EXERCISE PROMPT:
Copy the material word for word from its first line through the line containing "table-row: 4XL 30″", with both of those lines included.
— BEGIN RECORDS PROVIDED —
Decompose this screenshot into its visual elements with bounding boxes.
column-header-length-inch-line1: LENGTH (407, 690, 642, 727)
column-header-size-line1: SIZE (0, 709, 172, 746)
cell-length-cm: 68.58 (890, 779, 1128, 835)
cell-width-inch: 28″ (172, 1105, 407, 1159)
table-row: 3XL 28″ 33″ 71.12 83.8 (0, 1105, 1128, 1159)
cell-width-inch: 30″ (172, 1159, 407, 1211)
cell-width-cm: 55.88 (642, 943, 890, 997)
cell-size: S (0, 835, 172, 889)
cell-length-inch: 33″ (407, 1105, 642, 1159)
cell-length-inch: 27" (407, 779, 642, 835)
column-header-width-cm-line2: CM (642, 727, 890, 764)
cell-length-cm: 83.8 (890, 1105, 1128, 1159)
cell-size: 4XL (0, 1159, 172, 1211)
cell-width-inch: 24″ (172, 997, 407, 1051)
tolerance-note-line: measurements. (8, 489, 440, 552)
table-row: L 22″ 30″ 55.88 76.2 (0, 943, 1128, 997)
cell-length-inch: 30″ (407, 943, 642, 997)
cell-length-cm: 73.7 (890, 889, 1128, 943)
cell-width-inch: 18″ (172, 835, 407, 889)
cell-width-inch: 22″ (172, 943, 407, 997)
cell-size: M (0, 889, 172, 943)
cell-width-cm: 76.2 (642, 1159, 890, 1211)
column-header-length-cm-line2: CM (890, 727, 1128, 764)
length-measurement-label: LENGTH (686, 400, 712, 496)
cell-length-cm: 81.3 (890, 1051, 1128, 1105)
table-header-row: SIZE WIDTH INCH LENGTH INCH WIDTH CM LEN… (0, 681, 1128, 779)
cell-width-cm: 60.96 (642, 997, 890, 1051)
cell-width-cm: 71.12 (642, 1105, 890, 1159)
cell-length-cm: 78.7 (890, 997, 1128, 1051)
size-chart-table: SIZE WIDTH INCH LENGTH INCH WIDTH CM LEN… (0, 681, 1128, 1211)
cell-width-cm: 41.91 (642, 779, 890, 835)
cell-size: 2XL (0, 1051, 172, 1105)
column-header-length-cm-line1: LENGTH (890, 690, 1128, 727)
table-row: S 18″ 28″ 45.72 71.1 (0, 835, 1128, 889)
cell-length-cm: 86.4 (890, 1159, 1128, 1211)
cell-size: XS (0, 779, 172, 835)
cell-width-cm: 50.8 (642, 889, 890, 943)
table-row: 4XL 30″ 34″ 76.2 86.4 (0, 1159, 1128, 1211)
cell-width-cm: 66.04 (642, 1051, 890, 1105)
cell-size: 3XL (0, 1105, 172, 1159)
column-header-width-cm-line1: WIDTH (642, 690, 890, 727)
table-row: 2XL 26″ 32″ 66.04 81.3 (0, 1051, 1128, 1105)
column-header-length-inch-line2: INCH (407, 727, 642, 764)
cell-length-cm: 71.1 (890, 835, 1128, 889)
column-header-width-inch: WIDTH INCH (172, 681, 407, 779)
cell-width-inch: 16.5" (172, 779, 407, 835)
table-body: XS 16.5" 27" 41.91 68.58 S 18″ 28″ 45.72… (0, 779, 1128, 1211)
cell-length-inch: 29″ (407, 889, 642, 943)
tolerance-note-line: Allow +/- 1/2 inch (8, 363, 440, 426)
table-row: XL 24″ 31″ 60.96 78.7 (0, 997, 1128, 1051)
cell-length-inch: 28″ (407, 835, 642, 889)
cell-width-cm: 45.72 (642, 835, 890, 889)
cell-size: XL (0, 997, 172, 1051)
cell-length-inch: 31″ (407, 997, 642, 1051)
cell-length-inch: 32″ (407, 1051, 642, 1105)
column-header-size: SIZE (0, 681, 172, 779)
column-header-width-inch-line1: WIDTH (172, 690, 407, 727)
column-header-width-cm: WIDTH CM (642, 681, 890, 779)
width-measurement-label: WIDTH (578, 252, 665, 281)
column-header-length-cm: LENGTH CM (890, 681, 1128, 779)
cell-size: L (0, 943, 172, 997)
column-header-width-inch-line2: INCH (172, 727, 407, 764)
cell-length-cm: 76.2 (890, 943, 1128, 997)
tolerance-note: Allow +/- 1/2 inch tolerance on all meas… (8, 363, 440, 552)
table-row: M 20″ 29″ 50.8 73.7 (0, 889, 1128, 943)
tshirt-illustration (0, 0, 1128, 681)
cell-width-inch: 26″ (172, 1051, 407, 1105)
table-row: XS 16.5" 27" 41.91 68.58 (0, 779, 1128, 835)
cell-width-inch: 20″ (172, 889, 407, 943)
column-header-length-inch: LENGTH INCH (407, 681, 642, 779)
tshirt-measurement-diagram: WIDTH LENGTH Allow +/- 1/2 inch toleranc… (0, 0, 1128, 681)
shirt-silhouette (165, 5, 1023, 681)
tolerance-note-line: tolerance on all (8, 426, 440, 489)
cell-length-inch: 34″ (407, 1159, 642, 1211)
— END RECORDS PROVIDED —
SOLVED PROBLEM:
Decompose this screenshot into its visual elements with bounding boxes.
column-header-length-inch-line1: LENGTH (407, 690, 642, 727)
column-header-size-line1: SIZE (0, 709, 172, 746)
cell-length-cm: 68.58 (890, 779, 1128, 835)
cell-width-inch: 28″ (172, 1105, 407, 1159)
table-row: 3XL 28″ 33″ 71.12 83.8 (0, 1105, 1128, 1159)
cell-width-inch: 30″ (172, 1159, 407, 1211)
cell-width-cm: 55.88 (642, 943, 890, 997)
cell-size: S (0, 835, 172, 889)
cell-length-inch: 33″ (407, 1105, 642, 1159)
cell-length-inch: 27" (407, 779, 642, 835)
column-header-width-cm-line2: CM (642, 727, 890, 764)
cell-length-cm: 83.8 (890, 1105, 1128, 1159)
cell-size: 4XL (0, 1159, 172, 1211)
cell-width-inch: 24″ (172, 997, 407, 1051)
tolerance-note-line: measurements. (8, 489, 440, 552)
table-row: L 22″ 30″ 55.88 76.2 (0, 943, 1128, 997)
cell-length-inch: 30″ (407, 943, 642, 997)
cell-length-cm: 73.7 (890, 889, 1128, 943)
cell-width-inch: 18″ (172, 835, 407, 889)
cell-width-inch: 22″ (172, 943, 407, 997)
cell-size: M (0, 889, 172, 943)
cell-width-cm: 76.2 (642, 1159, 890, 1211)
column-header-length-cm-line2: CM (890, 727, 1128, 764)
length-measurement-label: LENGTH (686, 400, 712, 496)
cell-length-cm: 81.3 (890, 1051, 1128, 1105)
table-header-row: SIZE WIDTH INCH LENGTH INCH WIDTH CM LEN… (0, 681, 1128, 779)
cell-width-cm: 60.96 (642, 997, 890, 1051)
cell-width-cm: 71.12 (642, 1105, 890, 1159)
cell-length-cm: 78.7 (890, 997, 1128, 1051)
size-chart-table: SIZE WIDTH INCH LENGTH INCH WIDTH CM LEN… (0, 681, 1128, 1211)
cell-width-cm: 41.91 (642, 779, 890, 835)
cell-size: 2XL (0, 1051, 172, 1105)
column-header-length-cm-line1: LENGTH (890, 690, 1128, 727)
table-row: S 18″ 28″ 45.72 71.1 (0, 835, 1128, 889)
cell-length-cm: 86.4 (890, 1159, 1128, 1211)
cell-size: XS (0, 779, 172, 835)
cell-width-cm: 50.8 (642, 889, 890, 943)
table-row: 4XL 30″ 34″ 76.2 86.4 (0, 1159, 1128, 1211)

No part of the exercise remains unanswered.